*Istruzioni:*
1. Rispondi a queste domande sul testo sugli allevamenti di suini:
(a) A quale prezzo sono arrivate le quotazioni dei maiali?
(b) Quanti prosciutti Dop Parma e San Daniele si producono in Italia?
(c) Chi lancia l'allarme?
2. Trascrivi dal testo sugli allevamenti di suini il passo da "A rischio 5" a "nel nostro Paese.".
3. Elenca tutte le quantità scritte in cifre nel testo sugli allevamenti di suini.

A rischio 5 mila allevamenti di suini presenti in Italia, a causa del netto calo delle quotazioni dei maiali, che si sono quasi dimezzate dall’inizio della pandemia, fino ad arrivare a poco più di 1 euro al chilo. Sono cresciute, invece, le spese per l’alimentazione degli animali, dal mais alla soia, che hanno registrato rincari fino al 26%.
Una situazione che sta mettendo in difficoltà gli allevatori, che non riescono neanche a coprire i costi di allevamento. A rischio anche la prestigiosa norcineria Made in Italy, a partire dai 12,5 milioni di prosciutti a denominazione di origine (Dop) Parma e San Daniele prodotti in Italia.
A lanciare l’allarme è Coldiretti Lazio, preoccupata anche per l’invasione di cosce straniere dall’estero, per una quantità media di 4,7 milioni, che ogni mese si riversano nel nostro Paese.

*Dati forniti:*

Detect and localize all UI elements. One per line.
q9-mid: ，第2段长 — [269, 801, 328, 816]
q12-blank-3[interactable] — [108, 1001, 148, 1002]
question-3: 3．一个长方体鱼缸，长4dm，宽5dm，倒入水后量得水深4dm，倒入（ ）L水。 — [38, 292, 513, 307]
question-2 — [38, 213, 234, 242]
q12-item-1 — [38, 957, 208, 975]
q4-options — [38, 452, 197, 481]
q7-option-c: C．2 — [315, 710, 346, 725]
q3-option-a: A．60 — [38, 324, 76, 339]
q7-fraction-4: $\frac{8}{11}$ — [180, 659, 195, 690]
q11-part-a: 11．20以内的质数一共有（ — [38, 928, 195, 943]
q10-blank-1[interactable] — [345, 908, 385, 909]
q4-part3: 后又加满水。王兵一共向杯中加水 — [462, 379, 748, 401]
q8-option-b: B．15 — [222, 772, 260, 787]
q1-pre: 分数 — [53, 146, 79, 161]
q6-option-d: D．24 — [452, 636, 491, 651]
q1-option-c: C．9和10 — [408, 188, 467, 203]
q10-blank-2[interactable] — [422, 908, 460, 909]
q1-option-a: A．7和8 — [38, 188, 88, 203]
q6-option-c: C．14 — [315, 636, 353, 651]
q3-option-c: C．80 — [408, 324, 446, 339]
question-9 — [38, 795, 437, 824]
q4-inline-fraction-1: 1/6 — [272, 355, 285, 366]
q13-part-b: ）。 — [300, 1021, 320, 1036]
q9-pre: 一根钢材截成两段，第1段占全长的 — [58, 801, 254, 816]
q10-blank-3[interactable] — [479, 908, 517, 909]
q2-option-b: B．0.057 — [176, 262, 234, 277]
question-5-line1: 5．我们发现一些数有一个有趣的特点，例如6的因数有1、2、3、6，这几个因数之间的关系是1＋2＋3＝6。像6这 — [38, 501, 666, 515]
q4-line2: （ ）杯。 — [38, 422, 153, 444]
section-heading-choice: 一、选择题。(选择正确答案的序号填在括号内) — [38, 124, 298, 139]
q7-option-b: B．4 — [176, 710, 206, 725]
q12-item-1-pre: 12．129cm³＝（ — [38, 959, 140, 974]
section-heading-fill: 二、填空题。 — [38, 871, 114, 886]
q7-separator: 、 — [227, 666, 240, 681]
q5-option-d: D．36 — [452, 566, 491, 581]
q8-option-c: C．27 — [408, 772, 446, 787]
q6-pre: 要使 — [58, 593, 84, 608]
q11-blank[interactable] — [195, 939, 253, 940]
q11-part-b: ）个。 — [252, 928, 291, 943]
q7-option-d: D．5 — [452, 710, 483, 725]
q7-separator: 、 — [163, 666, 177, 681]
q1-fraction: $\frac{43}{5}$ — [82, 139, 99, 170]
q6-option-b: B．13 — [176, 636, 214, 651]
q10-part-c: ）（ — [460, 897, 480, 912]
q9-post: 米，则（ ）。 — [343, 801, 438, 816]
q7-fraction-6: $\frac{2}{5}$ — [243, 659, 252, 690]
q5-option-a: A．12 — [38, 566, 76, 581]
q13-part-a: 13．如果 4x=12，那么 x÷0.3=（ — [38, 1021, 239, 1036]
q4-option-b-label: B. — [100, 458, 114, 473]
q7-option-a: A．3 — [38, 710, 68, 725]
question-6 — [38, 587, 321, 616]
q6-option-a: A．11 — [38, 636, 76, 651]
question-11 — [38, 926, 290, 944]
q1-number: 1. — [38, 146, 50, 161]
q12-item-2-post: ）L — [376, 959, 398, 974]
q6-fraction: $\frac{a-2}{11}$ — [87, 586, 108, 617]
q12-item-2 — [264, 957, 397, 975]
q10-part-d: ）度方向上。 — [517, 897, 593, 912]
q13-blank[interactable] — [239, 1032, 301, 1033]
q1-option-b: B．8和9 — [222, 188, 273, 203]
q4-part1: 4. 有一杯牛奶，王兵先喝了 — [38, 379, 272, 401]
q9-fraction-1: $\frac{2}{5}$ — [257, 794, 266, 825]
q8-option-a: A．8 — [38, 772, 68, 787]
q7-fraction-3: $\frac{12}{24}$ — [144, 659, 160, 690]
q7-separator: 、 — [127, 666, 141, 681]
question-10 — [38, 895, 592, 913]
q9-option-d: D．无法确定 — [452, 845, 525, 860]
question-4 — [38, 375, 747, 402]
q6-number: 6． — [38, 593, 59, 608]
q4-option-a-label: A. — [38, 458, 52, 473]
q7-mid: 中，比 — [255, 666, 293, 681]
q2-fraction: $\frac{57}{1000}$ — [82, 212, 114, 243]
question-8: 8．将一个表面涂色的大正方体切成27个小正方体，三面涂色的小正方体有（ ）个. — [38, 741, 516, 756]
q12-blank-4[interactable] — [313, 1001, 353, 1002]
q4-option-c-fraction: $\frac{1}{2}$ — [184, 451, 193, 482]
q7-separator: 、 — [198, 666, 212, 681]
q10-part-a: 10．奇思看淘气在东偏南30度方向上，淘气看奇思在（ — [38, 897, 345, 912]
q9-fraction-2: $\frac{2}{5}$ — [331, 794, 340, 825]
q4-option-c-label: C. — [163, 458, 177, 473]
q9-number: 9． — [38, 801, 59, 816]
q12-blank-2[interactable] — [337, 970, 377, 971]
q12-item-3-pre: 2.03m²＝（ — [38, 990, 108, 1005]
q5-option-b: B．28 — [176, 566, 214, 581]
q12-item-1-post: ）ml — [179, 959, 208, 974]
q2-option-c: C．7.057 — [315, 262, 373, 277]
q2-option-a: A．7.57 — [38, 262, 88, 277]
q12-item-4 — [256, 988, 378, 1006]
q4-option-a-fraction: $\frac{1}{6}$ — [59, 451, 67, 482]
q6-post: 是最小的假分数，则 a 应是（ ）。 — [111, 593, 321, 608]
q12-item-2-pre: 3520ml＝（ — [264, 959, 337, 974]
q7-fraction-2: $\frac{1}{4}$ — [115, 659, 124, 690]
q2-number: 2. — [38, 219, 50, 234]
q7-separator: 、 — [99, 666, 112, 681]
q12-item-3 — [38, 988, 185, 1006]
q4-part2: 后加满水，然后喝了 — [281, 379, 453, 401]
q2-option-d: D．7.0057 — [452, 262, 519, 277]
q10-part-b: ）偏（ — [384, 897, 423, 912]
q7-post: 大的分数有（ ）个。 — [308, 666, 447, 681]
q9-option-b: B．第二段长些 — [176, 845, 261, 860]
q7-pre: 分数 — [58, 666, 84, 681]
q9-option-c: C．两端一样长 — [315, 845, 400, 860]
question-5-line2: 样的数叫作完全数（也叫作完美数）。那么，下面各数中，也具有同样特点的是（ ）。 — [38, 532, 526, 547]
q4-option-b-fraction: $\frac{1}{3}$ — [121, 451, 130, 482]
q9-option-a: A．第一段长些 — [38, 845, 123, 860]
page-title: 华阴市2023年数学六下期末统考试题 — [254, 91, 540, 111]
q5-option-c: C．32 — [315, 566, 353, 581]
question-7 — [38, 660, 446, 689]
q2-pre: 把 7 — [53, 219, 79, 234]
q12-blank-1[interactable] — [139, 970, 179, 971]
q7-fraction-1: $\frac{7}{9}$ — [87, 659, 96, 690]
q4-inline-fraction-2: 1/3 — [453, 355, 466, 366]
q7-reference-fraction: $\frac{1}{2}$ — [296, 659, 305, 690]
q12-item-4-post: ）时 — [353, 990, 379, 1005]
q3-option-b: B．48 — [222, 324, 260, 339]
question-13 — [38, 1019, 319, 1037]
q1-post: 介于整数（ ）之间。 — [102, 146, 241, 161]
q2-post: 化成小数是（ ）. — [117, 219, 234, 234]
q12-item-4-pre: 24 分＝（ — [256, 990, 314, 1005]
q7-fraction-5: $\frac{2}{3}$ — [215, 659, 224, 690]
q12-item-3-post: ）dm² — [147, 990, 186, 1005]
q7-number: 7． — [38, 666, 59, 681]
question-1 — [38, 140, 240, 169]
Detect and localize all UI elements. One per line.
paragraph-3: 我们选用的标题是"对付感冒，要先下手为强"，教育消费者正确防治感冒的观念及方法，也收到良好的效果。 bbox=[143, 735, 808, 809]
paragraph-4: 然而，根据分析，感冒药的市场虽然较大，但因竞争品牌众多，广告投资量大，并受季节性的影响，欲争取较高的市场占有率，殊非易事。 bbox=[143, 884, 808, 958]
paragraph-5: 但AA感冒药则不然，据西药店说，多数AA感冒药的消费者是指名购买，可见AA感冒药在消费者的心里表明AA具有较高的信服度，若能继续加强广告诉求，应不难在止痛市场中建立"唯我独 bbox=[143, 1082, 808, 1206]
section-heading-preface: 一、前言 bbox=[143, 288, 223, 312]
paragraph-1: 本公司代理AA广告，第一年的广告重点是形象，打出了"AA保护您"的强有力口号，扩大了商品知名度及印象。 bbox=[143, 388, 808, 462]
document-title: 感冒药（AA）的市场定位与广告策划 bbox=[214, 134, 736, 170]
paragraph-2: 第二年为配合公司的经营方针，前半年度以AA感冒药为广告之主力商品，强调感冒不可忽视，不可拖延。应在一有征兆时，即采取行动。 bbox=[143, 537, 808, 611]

*Soluzioni:*
1.
(a) Poco più di 1 euro al chilo.
(b) 12,5 milioni.
(c) Coldiretti Lazio.

2.
A rischio 5 mila allevamenti di suini presenti in Italia, a causa del netto calo delle quotazioni dei maiali, che si sono quasi dimezzate dall’inizio della pandemia, fino ad arrivare a poco più di 1 euro al chilo. Sono cresciute, invece, le spese per l’alimentazione degli animali, dal mais alla soia, che hanno registrato rincari fino al 26%.
Una situazione che sta mettendo in difficoltà gli allevatori, che non riescono neanche a coprire i costi di allevamento. A rischio anche la prestigiosa norcineria Made in Italy, a partire dai 12,5 milioni di prosciutti a denominazione di origine (Dop) Parma e San Daniele prodotti in Italia.
A lanciare l’allarme è Coldiretti Lazio, preoccupata anche per l’invasione di cosce straniere dall’estero, per una quantità media di 4,7 milioni, che ogni mese si riversano nel nostro Paese.

3.
5 mila
1 euro al chilo
26%
12,5 milioni
4,7 milioni